Your task is to print all of the material verbatim.
(begin)
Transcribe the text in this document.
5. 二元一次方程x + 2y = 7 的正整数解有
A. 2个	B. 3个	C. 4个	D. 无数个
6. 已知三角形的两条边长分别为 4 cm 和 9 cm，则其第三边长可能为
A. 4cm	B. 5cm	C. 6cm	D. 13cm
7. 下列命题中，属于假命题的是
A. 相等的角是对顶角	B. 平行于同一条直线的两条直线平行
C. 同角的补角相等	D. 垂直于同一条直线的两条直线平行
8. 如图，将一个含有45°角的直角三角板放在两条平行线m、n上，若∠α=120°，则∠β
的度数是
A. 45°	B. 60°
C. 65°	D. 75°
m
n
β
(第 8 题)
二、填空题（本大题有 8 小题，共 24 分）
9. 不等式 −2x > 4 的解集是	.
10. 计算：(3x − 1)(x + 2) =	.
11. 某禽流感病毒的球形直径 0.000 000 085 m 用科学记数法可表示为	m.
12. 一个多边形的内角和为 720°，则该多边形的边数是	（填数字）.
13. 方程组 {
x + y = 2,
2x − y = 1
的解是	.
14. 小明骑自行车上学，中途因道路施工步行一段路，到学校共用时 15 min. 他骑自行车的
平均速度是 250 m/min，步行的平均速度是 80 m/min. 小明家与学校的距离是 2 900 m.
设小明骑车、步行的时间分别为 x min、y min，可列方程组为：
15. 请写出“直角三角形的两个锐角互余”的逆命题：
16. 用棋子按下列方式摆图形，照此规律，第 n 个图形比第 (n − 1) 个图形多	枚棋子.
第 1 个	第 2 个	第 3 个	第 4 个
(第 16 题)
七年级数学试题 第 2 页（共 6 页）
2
(end)
TASK RESULT |
Transcribe the text in this document.
5. 二元一次方程x + 2y = 7 的正整数解有
A. 2个	B. 3个	C. 4个	D. 无数个
6. 已知三角形的两条边长分别为 4 cm 和 9 cm，则其第三边长可能为
A. 4cm	B. 5cm	C. 6cm	D. 13cm
7. 下列命题中，属于假命题的是
A. 相等的角是对顶角	B. 平行于同一条直线的两条直线平行
C. 同角的补角相等	D. 垂直于同一条直线的两条直线平行
8. 如图，将一个含有45°角的直角三角板放在两条平行线m、n上，若∠α=120°，则∠β
的度数是
A. 45°	B. 60°
C. 65°	D. 75°
m
n
β
(第 8 题)
二、填空题（本大题有 8 小题，共 24 分）
9. 不等式 −2x > 4 的解集是	.
10. 计算：(3x − 1)(x + 2) =	.
11. 某禽流感病毒的球形直径 0.000 000 085 m 用科学记数法可表示为	m.
12. 一个多边形的内角和为 720°，则该多边形的边数是	（填数字）.
13. 方程组 {
x + y = 2,
2x − y = 1
的解是	.
14. 小明骑自行车上学，中途因道路施工步行一段路，到学校共用时 15 min. 他骑自行车的
平均速度是 250 m/min，步行的平均速度是 80 m/min. 小明家与学校的距离是 2 900 m.
设小明骑车、步行的时间分别为 x min、y min，可列方程组为：
15. 请写出“直角三角形的两个锐角互余”的逆命题：
16. 用棋子按下列方式摆图形，照此规律，第 n 个图形比第 (n − 1) 个图形多	枚棋子.
第 1 个	第 2 个	第 3 个	第 4 个
(第 16 题)
七年级数学试题 第 2 页（共 6 页）
2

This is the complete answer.